To be done: Rewrite the entries from the line containing "For every button, label, input, icon, or" through the line containing "legend-label-net-large-specs: Net Large", inclusive, with "Crude Oil" changed to "Petroleum" and nothing else altered.

Material to process:
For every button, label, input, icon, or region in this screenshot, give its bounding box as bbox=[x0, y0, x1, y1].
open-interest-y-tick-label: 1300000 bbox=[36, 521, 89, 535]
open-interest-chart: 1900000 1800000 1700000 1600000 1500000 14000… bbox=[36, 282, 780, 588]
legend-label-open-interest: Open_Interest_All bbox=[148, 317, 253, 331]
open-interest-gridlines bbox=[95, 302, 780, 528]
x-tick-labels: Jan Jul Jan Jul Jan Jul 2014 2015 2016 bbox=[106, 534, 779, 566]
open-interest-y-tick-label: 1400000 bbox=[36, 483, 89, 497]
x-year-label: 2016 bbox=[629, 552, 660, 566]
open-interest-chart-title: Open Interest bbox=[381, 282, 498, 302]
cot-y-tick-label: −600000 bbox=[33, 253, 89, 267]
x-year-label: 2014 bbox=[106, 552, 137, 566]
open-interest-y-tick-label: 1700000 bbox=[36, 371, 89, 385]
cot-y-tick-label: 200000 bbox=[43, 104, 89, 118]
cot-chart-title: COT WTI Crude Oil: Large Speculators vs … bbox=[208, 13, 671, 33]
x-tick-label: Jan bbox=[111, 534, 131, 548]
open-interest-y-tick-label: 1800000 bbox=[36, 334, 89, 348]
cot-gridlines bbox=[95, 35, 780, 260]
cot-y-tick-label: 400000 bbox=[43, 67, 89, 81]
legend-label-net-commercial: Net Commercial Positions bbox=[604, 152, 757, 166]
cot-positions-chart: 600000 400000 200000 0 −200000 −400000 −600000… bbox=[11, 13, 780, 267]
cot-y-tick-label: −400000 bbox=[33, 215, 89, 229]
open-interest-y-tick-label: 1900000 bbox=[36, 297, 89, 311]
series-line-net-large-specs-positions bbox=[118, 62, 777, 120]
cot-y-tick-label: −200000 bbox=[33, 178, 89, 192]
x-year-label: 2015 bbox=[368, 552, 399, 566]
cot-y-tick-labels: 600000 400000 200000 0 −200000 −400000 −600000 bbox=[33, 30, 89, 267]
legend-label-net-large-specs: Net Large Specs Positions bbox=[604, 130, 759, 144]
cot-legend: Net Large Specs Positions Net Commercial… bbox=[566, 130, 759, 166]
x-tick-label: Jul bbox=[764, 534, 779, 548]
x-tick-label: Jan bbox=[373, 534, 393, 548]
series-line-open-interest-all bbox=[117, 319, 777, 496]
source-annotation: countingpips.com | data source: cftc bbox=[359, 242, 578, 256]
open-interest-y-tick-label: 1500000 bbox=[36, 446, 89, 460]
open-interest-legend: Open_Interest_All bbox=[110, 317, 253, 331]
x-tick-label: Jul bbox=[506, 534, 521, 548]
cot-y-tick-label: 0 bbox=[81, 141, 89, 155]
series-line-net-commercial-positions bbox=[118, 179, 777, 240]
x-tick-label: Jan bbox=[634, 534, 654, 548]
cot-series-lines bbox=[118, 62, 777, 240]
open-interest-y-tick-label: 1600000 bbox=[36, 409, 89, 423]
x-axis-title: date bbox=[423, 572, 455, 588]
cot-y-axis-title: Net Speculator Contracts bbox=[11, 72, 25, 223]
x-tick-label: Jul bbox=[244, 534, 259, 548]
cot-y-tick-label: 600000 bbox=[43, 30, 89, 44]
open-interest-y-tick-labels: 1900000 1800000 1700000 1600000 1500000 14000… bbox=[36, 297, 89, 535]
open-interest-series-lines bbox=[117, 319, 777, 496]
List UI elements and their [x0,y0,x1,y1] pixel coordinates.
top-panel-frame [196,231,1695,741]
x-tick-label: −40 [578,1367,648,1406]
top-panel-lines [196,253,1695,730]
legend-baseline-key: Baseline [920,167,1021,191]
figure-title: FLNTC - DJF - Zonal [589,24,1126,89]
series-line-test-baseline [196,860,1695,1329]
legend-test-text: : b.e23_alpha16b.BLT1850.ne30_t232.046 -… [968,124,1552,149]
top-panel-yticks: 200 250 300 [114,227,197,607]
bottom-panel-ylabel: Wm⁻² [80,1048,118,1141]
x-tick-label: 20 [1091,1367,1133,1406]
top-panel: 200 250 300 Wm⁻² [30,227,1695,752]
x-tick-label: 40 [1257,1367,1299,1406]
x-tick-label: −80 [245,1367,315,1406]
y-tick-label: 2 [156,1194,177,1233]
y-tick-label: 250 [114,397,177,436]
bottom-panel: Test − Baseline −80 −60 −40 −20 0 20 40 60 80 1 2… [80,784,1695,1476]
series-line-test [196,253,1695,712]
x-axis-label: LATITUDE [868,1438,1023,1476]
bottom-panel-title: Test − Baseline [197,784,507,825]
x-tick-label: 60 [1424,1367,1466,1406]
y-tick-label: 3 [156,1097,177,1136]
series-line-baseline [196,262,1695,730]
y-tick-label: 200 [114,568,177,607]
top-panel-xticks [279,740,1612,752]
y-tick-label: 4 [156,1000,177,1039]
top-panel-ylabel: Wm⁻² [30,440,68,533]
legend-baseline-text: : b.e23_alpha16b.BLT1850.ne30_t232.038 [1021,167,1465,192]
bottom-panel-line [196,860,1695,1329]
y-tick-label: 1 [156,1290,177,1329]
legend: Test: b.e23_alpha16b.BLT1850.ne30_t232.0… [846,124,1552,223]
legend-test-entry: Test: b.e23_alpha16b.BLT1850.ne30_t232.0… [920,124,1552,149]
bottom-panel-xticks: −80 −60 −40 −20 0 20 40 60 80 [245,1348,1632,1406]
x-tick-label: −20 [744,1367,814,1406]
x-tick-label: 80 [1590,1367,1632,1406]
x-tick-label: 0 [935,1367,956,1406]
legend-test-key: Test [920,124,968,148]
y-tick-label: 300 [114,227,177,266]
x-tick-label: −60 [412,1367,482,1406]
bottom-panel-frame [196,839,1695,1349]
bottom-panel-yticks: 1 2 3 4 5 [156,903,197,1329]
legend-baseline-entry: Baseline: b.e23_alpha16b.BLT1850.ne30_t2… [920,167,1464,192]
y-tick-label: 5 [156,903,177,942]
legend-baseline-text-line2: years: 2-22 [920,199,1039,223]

* * *

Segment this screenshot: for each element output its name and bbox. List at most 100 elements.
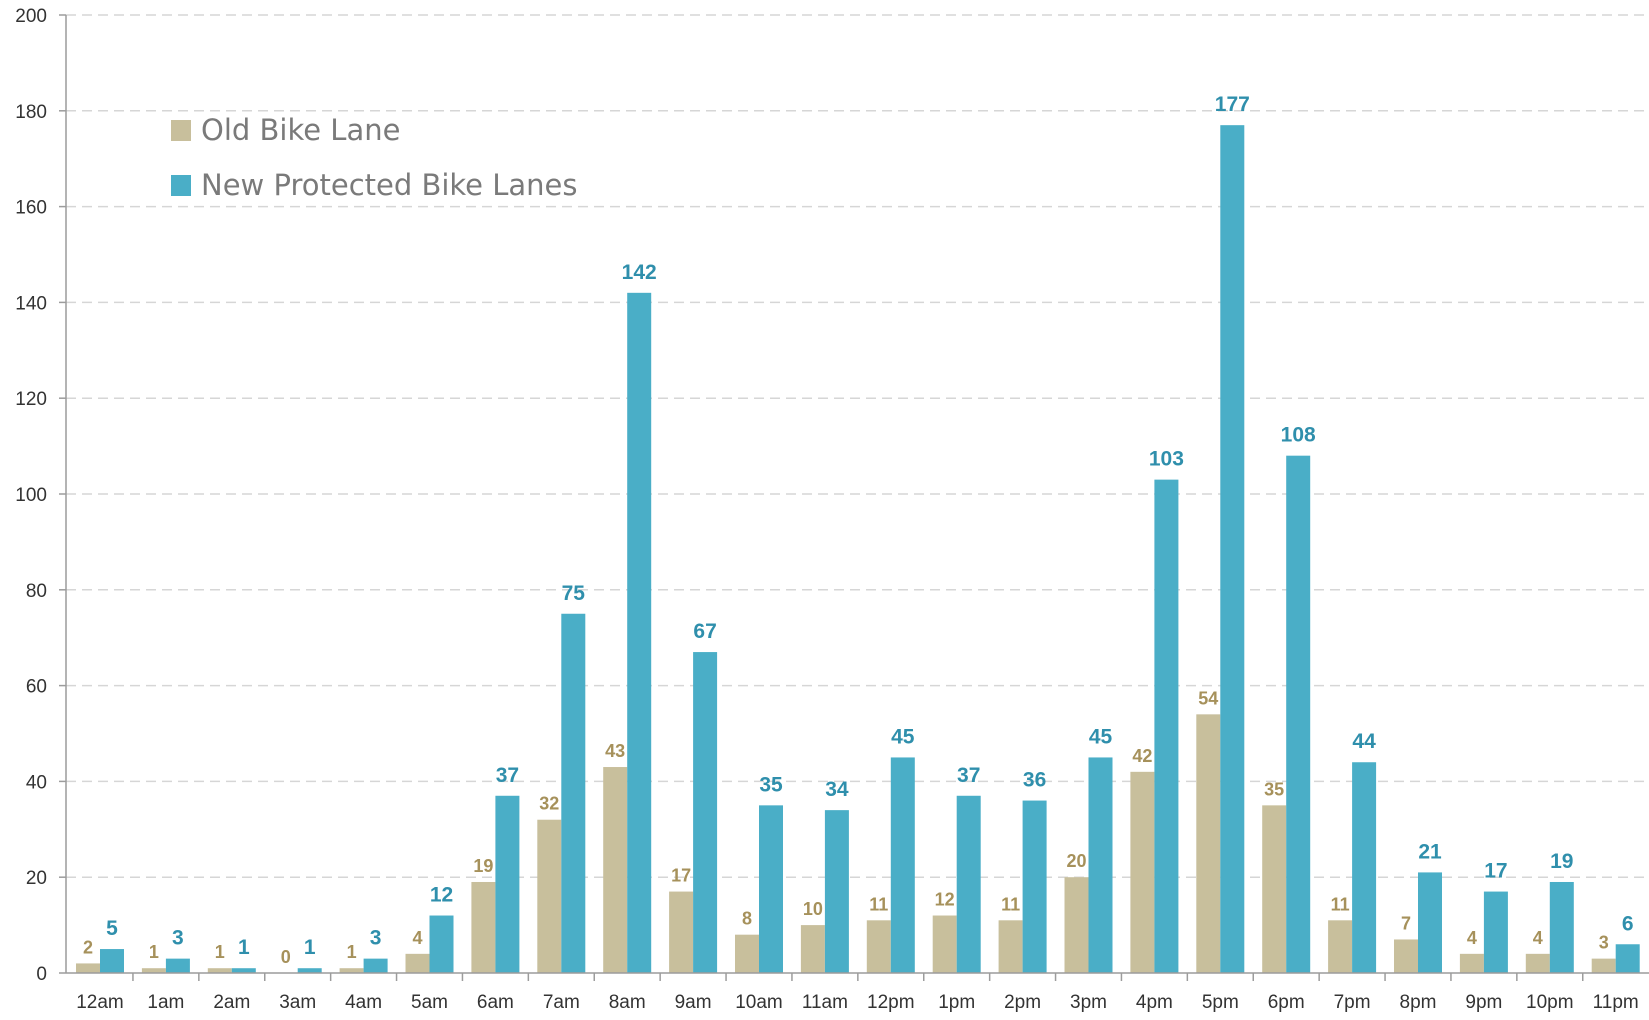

Solution for this problem:
For every button, label, input, icon, or region in this screenshot, give its bounding box as bbox=[x0, y0, x1, y1].
open-interest-y-tick-label: 1300000 bbox=[36, 521, 89, 535]
open-interest-chart: 1900000 1800000 1700000 1600000 1500000 14000… bbox=[36, 282, 780, 588]
legend-label-open-interest: Open_Interest_All bbox=[148, 317, 253, 331]
open-interest-gridlines bbox=[95, 302, 780, 528]
x-tick-labels: Jan Jul Jan Jul Jan Jul 2014 2015 2016 bbox=[106, 534, 779, 566]
open-interest-y-tick-label: 1400000 bbox=[36, 483, 89, 497]
x-year-label: 2016 bbox=[629, 552, 660, 566]
open-interest-chart-title: Open Interest bbox=[381, 282, 498, 302]
cot-y-tick-label: −600000 bbox=[33, 253, 89, 267]
x-year-label: 2014 bbox=[106, 552, 137, 566]
open-interest-y-tick-label: 1700000 bbox=[36, 371, 89, 385]
cot-y-tick-label: 200000 bbox=[43, 104, 89, 118]
cot-chart-title: COT WTI Petroleum: Large Speculators vs … bbox=[208, 13, 671, 33]
x-tick-label: Jan bbox=[111, 534, 131, 548]
open-interest-y-tick-label: 1800000 bbox=[36, 334, 89, 348]
cot-gridlines bbox=[95, 35, 780, 260]
cot-y-tick-label: 400000 bbox=[43, 67, 89, 81]
legend-label-net-commercial: Net Commercial Positions bbox=[604, 152, 757, 166]
cot-positions-chart: 600000 400000 200000 0 −200000 −400000 −600000… bbox=[11, 13, 780, 267]
cot-y-tick-label: −400000 bbox=[33, 215, 89, 229]
open-interest-y-tick-label: 1900000 bbox=[36, 297, 89, 311]
series-line-net-large-specs-positions bbox=[118, 62, 777, 120]
cot-y-tick-label: −200000 bbox=[33, 178, 89, 192]
x-year-label: 2015 bbox=[368, 552, 399, 566]
cot-y-tick-labels: 600000 400000 200000 0 −200000 −400000 −600000 bbox=[33, 30, 89, 267]
legend-label-net-large-specs: Net Large Specs Positions bbox=[604, 130, 759, 144]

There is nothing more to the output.